• [What you are asked to do]: Isolate every line in the records below with "Leben" in it.

* begin *

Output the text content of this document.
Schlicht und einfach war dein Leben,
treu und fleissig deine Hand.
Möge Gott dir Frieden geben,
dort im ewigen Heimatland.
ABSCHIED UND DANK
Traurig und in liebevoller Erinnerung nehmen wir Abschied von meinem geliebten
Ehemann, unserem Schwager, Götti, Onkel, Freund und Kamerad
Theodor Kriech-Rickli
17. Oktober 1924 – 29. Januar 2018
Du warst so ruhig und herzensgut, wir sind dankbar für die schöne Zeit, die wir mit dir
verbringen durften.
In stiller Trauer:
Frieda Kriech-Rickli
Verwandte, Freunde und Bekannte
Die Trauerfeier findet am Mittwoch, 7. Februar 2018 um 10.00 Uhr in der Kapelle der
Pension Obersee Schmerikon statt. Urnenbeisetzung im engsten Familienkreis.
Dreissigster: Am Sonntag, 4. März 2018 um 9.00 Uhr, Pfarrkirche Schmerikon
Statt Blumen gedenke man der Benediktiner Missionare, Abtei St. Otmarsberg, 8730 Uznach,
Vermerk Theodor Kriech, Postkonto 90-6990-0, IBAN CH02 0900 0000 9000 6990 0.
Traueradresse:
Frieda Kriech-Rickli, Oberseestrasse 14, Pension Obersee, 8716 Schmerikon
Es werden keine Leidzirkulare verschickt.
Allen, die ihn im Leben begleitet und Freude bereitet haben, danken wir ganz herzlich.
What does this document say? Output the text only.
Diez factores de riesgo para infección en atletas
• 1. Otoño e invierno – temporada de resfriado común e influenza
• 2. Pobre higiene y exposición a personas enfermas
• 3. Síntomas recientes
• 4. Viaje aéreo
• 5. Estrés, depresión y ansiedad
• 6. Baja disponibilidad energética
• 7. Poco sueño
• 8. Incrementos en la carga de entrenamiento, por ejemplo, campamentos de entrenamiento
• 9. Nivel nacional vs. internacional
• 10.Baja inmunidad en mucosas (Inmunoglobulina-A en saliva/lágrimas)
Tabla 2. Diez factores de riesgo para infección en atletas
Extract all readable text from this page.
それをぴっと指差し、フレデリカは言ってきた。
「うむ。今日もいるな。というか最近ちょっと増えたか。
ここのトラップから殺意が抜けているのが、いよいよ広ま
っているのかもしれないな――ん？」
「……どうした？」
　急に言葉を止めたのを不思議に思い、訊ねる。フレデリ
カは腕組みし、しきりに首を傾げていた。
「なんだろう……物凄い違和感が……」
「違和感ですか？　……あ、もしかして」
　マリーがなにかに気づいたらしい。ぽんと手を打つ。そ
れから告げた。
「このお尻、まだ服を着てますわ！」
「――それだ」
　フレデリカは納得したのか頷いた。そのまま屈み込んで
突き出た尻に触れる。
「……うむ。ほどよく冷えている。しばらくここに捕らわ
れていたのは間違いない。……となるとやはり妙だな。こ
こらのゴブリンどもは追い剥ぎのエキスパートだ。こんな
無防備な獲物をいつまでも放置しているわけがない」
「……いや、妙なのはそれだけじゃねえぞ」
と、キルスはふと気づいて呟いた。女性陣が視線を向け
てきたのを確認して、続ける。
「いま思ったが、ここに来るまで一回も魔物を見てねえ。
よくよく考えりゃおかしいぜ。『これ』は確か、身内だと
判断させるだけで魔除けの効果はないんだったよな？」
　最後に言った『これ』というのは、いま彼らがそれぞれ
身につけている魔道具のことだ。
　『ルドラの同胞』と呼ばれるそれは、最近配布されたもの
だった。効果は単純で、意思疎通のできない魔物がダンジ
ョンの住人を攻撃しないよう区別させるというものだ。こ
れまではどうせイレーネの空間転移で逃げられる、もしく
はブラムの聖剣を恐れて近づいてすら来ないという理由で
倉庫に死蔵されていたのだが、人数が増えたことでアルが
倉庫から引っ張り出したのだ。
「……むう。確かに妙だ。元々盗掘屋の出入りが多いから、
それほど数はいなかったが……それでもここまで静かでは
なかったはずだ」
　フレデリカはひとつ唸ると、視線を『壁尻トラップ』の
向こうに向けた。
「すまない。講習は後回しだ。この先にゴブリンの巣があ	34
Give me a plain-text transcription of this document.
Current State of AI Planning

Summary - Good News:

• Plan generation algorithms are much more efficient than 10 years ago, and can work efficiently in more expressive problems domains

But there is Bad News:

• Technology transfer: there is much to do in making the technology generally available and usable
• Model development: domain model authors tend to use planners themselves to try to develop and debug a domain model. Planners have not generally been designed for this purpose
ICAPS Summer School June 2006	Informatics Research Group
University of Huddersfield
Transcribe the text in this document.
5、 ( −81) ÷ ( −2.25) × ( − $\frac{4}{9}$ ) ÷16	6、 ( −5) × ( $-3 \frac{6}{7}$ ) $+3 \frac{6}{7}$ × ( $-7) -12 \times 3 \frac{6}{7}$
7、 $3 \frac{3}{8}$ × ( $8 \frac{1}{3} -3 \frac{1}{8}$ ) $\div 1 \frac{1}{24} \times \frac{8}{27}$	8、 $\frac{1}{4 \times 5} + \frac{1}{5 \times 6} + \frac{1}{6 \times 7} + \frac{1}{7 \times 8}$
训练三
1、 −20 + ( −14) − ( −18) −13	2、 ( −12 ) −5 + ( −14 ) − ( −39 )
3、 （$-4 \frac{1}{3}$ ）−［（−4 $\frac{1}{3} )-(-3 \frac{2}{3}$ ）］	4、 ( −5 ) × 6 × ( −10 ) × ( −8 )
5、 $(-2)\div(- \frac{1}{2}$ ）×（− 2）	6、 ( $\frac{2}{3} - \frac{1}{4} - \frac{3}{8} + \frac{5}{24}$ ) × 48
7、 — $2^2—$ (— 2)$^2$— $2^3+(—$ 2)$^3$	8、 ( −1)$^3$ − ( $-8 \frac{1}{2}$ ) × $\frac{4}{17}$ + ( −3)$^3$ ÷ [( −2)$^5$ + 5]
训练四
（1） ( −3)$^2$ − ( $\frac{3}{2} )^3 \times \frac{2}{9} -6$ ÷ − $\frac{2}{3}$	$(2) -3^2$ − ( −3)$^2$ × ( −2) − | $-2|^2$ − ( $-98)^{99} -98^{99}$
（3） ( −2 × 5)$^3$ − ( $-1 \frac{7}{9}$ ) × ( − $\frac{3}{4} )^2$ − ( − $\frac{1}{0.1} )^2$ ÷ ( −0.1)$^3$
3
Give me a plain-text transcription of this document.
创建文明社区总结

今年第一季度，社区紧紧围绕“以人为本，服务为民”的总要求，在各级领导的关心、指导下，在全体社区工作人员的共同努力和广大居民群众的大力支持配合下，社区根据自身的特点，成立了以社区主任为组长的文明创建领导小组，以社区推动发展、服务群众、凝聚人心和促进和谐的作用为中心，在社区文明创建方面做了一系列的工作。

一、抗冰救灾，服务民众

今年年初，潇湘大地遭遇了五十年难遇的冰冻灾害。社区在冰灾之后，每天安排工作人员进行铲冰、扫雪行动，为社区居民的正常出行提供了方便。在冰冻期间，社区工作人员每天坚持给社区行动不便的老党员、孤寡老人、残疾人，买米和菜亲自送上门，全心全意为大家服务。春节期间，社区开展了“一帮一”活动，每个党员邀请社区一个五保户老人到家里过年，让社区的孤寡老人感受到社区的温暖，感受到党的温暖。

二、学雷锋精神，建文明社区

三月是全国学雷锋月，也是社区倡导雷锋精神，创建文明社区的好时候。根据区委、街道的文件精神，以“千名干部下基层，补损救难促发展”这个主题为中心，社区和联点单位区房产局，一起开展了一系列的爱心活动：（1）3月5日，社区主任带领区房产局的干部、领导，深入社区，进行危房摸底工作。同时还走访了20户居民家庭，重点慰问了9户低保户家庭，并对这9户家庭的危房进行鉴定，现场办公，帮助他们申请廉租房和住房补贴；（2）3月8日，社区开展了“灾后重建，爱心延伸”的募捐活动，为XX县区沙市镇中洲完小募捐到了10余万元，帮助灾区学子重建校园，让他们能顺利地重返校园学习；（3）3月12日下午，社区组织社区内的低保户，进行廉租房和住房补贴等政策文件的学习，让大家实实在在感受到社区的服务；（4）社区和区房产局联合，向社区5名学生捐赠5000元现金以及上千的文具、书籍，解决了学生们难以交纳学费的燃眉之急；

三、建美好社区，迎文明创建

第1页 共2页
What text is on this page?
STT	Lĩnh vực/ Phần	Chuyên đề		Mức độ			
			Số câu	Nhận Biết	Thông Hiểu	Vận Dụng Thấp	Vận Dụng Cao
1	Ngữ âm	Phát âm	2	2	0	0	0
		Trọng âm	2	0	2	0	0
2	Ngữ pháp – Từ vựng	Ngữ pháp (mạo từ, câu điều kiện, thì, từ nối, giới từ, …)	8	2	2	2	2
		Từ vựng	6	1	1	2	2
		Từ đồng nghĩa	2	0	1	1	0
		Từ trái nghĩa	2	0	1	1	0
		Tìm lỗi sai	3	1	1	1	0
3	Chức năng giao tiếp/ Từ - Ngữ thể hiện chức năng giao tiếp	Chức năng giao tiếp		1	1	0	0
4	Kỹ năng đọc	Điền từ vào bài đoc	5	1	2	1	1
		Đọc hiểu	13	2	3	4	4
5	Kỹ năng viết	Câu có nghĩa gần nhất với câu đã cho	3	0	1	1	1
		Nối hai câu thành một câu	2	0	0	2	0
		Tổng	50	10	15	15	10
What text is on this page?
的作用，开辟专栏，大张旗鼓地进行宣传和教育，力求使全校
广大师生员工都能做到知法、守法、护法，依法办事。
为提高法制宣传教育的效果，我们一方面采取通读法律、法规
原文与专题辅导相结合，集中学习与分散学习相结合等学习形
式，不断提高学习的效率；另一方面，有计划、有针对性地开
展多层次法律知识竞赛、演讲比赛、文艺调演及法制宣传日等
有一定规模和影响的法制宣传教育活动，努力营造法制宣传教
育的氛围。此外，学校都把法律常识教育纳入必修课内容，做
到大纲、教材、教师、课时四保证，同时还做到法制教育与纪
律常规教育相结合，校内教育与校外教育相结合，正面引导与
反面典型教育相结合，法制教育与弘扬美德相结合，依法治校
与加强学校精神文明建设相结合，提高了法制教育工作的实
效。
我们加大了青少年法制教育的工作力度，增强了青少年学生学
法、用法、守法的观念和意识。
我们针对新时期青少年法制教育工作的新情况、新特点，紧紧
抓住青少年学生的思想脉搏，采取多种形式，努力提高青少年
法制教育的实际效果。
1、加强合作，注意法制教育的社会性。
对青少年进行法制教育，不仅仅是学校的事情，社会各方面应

* end *

• [Finished exercise]:
Schlicht und einfach war dein Leben,
Allen, die ihn im Leben begleitet und Freude bereitet haben, danken wir ganz herzlich.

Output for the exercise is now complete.